→ **DATA FOR PROCESSING**:
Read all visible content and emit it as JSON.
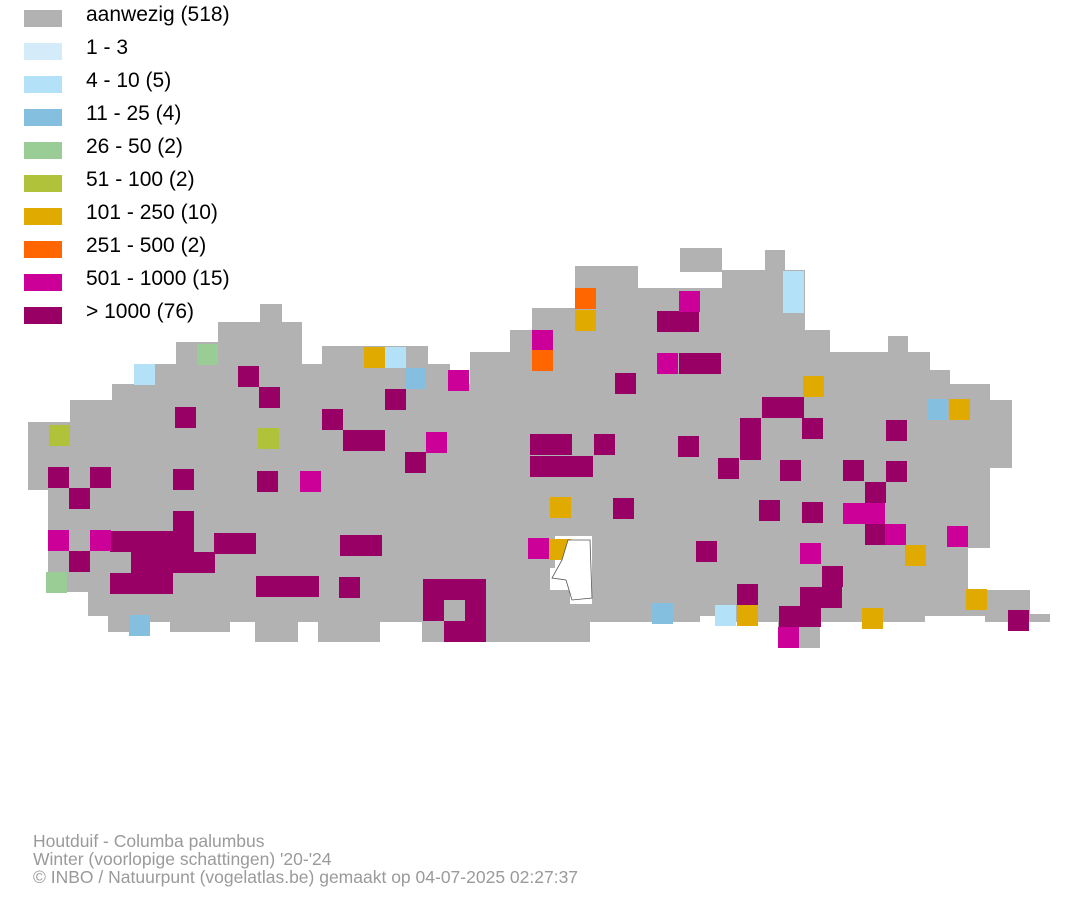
{
  "legend": {
    "items": [
      {
        "label": "aanwezig (518)",
        "color": "#b2b2b2"
      },
      {
        "label": "1 - 3",
        "color": "#d4ebf9"
      },
      {
        "label": "4 - 10 (5)",
        "color": "#b3e1f7"
      },
      {
        "label": "11 - 25 (4)",
        "color": "#85bfdf"
      },
      {
        "label": "26 - 50 (2)",
        "color": "#9acd95"
      },
      {
        "label": "51 - 100 (2)",
        "color": "#b0c23a"
      },
      {
        "label": "101 - 250 (10)",
        "color": "#e0aa00"
      },
      {
        "label": "251 - 500 (2)",
        "color": "#ff6600"
      },
      {
        "label": "501 - 1000 (15)",
        "color": "#cc0099"
      },
      {
        "label": "> 1000 (76)",
        "color": "#990066"
      }
    ]
  },
  "footer": {
    "species": "Houtduif - Columba palumbus",
    "period": "Winter (voorlopige schattingen) '20-'24",
    "credit": "© INBO / Natuurpunt (vogelatlas.be) gemaakt op 04-07-2025 02:27:37"
  }
}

→ **THE TASK**:
Pictures are to be left out; all else in the entries above is to be quoted exactly.

→ **TASK OUTPUT**:
Read all visible content and emit it as JSON.
{
  "legend": {
    "items": [
      {
        "label": "aanwezig (518)",
        "color": "#b2b2b2"
      },
      {
        "label": "1 - 3",
        "color": "#d4ebf9"
      },
      {
        "label": "4 - 10 (5)",
        "color": "#b3e1f7"
      },
      {
        "label": "11 - 25 (4)",
        "color": "#85bfdf"
      },
      {
        "label": "26 - 50 (2)",
        "color": "#9acd95"
      },
      {
        "label": "51 - 100 (2)",
        "color": "#b0c23a"
      },
      {
        "label": "101 - 250 (10)",
        "color": "#e0aa00"
      },
      {
        "label": "251 - 500 (2)",
        "color": "#ff6600"
      },
      {
        "label": "501 - 1000 (15)",
        "color": "#cc0099"
      },
      {
        "label": "> 1000 (76)",
        "color": "#990066"
      }
    ]
  },
  "footer": {
    "species": "Houtduif - Columba palumbus",
    "period": "Winter (voorlopige schattingen) '20-'24",
    "credit": "© INBO / Natuurpunt (vogelatlas.be) gemaakt op 04-07-2025 02:27:37"
  }
}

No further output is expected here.